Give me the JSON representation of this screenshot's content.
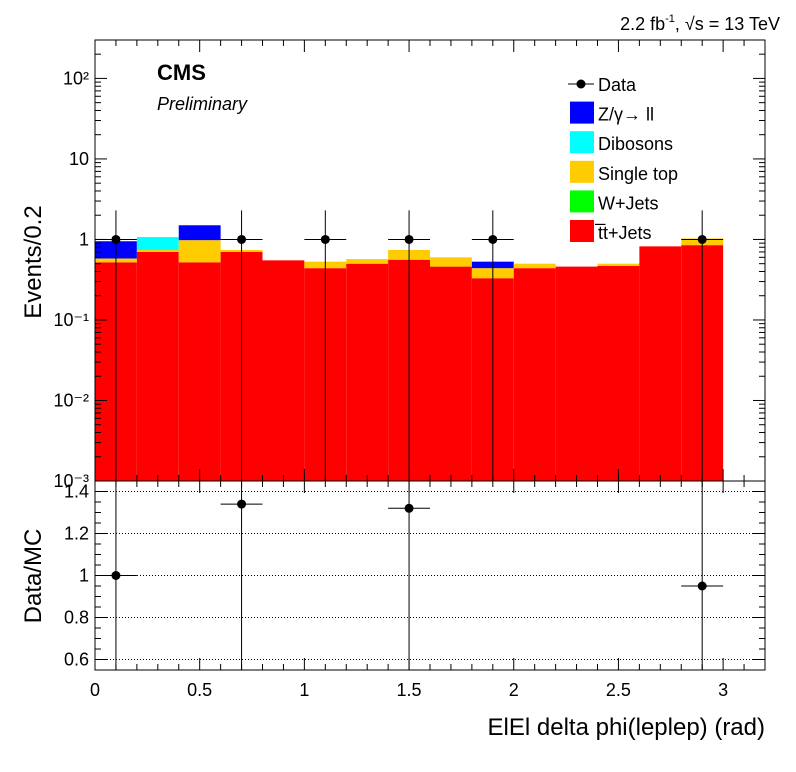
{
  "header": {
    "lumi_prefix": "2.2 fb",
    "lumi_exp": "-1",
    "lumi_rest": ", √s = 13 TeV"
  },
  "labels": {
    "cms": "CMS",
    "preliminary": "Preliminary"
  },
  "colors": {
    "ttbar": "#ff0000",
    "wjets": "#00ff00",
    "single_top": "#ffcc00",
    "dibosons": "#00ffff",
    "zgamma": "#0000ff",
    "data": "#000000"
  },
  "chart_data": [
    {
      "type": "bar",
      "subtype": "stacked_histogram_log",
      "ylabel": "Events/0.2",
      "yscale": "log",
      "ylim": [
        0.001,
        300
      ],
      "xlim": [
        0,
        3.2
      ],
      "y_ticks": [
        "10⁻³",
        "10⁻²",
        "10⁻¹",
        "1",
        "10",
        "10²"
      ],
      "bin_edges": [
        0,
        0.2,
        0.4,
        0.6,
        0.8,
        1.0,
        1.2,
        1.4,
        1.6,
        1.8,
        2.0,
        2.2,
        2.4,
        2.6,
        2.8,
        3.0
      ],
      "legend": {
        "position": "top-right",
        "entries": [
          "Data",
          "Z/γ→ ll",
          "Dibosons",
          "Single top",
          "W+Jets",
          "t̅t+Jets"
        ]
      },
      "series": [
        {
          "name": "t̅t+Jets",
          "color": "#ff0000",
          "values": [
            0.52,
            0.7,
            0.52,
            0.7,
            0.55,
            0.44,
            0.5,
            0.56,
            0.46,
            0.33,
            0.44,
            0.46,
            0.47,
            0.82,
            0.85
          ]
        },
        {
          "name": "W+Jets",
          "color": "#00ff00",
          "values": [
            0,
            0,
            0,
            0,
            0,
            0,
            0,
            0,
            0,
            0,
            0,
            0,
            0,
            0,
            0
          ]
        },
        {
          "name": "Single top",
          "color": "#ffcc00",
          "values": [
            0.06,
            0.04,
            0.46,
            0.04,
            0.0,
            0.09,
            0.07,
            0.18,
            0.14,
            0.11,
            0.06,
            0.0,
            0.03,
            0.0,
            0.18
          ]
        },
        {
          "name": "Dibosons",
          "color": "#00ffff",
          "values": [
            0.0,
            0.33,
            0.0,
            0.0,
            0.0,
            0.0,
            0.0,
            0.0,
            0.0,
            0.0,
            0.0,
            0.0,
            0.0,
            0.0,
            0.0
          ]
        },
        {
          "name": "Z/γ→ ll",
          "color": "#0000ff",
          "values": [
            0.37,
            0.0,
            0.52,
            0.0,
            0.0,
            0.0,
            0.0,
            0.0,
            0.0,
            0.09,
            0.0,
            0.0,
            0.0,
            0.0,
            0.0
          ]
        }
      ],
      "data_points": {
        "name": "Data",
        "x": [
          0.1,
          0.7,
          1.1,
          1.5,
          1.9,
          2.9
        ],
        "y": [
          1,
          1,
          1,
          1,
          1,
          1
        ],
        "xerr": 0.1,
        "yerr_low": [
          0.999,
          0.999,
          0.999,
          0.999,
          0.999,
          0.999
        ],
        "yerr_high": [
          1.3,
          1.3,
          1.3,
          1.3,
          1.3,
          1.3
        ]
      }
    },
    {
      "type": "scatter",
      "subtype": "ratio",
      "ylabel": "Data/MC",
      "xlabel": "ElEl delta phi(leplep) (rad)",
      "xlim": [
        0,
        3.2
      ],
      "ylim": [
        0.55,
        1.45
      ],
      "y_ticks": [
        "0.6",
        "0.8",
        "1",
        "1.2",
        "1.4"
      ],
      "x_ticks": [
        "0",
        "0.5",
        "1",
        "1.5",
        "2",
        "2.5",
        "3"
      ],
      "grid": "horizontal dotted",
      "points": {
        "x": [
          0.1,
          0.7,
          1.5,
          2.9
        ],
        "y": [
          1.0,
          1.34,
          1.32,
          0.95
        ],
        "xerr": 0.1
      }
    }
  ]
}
####################
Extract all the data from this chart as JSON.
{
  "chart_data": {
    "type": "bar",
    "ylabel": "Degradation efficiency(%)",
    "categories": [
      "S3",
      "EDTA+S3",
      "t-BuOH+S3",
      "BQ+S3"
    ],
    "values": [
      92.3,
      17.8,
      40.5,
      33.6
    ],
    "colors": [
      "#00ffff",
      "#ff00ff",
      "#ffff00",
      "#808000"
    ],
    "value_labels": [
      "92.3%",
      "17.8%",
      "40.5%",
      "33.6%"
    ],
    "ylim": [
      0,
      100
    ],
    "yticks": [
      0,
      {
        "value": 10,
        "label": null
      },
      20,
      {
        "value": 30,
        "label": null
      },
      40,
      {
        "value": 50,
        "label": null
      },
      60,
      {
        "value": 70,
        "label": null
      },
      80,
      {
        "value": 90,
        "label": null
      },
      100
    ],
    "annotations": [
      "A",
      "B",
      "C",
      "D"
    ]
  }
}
####################
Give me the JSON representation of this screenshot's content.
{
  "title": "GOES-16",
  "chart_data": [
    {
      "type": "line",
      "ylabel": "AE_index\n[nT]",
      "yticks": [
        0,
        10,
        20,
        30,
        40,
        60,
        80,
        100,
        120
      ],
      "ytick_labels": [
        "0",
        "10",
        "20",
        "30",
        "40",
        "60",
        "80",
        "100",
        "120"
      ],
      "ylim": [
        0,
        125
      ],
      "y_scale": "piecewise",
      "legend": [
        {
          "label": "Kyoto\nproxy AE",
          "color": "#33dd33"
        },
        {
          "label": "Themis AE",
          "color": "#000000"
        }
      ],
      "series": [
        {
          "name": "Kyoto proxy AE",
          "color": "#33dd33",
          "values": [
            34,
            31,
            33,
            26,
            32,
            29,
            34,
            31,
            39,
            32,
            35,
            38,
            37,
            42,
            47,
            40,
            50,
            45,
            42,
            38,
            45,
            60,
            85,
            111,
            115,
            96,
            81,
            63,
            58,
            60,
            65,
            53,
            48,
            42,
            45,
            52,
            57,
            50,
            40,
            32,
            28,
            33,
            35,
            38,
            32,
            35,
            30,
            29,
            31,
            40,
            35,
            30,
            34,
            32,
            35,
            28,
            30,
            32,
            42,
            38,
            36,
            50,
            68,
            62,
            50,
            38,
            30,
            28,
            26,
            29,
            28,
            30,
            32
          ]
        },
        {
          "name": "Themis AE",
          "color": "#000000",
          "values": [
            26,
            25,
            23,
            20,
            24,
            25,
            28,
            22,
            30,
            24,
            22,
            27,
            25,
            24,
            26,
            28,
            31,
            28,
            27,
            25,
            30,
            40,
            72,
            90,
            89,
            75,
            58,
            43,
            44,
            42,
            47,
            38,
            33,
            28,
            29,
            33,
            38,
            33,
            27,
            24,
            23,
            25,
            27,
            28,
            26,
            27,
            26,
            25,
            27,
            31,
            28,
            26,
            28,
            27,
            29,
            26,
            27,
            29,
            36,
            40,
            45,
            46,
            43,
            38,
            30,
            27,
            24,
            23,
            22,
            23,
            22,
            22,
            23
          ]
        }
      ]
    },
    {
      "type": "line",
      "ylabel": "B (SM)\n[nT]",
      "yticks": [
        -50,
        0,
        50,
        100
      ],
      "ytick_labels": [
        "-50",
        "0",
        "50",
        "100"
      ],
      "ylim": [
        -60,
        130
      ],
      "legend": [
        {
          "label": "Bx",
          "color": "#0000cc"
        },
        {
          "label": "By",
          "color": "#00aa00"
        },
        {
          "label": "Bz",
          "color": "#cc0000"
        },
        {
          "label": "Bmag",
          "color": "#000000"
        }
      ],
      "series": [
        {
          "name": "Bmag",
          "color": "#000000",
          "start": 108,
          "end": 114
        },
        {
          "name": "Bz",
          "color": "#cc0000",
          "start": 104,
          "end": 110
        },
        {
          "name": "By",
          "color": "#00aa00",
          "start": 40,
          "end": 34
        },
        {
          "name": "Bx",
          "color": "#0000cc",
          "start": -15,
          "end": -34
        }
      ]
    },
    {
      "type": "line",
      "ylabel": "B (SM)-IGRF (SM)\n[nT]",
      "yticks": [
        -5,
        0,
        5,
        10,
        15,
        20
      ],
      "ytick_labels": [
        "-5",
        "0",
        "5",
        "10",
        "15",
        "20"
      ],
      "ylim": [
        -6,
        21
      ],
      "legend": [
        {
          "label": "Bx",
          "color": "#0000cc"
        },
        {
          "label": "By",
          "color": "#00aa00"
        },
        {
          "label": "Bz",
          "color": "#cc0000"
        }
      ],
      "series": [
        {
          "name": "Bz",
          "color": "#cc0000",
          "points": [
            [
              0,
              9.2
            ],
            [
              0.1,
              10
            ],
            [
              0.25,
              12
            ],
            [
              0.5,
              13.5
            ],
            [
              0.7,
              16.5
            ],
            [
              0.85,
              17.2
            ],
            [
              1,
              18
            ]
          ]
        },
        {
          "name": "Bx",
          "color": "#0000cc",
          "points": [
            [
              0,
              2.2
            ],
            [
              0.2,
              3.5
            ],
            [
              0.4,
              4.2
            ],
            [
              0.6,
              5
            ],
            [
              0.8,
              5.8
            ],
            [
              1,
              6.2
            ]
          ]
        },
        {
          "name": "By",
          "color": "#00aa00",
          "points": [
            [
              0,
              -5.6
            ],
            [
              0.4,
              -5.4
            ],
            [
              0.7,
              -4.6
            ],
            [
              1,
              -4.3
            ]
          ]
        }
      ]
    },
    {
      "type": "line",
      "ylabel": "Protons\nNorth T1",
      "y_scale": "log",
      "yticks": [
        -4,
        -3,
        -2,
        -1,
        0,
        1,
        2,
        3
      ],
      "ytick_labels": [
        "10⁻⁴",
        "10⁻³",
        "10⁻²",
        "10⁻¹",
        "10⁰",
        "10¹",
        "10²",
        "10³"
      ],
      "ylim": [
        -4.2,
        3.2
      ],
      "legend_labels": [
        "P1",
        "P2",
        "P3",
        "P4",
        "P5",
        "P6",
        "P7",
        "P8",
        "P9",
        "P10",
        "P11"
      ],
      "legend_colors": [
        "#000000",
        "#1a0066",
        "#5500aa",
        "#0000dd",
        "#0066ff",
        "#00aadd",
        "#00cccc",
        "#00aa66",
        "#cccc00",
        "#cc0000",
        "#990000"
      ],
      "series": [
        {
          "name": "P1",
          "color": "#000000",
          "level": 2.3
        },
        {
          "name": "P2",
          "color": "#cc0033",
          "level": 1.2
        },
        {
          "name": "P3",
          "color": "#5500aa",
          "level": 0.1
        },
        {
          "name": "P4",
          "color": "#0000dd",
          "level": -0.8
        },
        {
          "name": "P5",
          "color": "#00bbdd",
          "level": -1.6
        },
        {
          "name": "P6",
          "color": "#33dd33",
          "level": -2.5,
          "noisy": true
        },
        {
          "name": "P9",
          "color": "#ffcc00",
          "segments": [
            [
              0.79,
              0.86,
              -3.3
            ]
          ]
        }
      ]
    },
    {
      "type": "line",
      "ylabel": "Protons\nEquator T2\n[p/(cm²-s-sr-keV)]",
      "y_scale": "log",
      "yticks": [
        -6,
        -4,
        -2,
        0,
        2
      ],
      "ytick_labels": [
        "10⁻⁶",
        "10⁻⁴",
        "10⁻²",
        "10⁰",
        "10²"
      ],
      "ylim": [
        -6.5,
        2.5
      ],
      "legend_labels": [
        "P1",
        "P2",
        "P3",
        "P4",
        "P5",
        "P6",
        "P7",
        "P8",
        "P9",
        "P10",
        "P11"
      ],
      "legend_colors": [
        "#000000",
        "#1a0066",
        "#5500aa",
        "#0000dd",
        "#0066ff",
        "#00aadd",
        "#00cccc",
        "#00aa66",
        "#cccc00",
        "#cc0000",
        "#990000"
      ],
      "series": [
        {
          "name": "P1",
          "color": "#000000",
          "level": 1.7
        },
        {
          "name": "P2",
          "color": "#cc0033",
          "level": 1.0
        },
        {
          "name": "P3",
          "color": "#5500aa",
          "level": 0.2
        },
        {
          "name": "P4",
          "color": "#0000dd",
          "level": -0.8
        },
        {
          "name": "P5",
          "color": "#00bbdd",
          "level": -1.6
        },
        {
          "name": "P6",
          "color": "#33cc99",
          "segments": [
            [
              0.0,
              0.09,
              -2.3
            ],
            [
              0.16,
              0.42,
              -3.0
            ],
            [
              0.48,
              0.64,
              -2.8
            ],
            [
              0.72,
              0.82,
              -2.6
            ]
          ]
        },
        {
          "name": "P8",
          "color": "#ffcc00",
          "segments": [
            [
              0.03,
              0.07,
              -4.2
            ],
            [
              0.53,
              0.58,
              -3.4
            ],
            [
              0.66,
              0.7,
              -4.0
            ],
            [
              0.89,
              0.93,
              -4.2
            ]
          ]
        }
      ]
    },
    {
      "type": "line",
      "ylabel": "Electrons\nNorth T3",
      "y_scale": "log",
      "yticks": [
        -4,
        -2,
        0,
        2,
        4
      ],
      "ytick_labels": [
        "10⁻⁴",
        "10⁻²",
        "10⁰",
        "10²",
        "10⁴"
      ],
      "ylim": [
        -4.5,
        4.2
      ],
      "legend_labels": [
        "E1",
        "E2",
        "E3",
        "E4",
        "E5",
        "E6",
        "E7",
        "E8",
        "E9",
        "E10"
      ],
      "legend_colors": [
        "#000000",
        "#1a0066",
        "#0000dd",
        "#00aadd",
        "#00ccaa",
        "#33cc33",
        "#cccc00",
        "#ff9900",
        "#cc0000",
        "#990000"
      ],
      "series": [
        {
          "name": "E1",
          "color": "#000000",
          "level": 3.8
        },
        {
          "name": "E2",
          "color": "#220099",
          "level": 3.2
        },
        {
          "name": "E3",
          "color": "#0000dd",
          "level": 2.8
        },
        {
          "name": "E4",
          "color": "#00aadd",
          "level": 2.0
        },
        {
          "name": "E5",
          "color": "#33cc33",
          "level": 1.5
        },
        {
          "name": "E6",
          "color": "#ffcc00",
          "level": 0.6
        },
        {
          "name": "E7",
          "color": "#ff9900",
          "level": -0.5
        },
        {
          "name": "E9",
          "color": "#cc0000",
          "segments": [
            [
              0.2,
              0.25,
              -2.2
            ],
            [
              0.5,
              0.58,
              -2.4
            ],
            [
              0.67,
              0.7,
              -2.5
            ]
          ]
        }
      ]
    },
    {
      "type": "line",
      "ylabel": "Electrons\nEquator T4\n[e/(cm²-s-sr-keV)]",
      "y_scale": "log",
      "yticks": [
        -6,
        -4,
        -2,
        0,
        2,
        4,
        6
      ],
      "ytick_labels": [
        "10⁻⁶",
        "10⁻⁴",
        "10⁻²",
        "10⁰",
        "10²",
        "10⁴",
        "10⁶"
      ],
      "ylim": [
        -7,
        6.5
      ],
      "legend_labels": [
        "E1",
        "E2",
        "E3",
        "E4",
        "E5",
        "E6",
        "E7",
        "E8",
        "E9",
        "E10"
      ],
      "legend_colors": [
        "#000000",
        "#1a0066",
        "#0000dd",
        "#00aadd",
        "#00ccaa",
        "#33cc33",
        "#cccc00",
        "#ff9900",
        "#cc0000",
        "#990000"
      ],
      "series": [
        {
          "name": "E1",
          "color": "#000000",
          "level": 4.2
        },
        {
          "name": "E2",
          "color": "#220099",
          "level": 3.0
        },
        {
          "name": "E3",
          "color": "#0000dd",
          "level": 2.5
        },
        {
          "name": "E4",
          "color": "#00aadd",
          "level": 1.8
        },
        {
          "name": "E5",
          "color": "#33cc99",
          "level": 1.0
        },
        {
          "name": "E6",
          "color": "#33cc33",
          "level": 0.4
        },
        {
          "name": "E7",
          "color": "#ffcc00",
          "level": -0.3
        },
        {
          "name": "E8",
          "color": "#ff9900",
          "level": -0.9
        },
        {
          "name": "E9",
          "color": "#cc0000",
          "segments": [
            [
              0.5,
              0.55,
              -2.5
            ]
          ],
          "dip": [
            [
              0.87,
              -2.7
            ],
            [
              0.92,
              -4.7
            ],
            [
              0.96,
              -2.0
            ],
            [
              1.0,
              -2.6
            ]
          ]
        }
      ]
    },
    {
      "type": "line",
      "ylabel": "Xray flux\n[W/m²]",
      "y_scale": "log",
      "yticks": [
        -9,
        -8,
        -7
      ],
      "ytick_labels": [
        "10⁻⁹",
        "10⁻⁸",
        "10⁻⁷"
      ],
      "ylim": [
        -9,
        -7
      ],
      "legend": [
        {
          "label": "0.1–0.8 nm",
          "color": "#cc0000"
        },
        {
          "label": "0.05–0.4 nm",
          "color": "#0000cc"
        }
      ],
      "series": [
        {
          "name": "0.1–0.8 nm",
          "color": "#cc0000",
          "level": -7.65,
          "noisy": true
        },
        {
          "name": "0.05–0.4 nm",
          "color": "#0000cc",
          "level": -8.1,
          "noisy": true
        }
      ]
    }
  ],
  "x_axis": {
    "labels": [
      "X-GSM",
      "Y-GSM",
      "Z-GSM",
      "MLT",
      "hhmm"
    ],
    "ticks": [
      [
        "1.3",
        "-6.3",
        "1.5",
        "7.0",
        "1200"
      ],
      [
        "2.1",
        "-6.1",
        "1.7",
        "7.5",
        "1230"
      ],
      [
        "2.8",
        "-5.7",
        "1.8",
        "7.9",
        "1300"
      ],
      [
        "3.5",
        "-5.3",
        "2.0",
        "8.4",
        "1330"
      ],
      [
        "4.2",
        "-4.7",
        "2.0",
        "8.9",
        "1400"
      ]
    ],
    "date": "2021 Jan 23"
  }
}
####################
Task statement >>
Copy out each line of the data where the string "Protons" appears.

The answer >>
      "ylabel": "Protons\nNorth T1",
      "ylabel": "Protons\nEquator T2\n[p/(cm²-s-sr-keV)]",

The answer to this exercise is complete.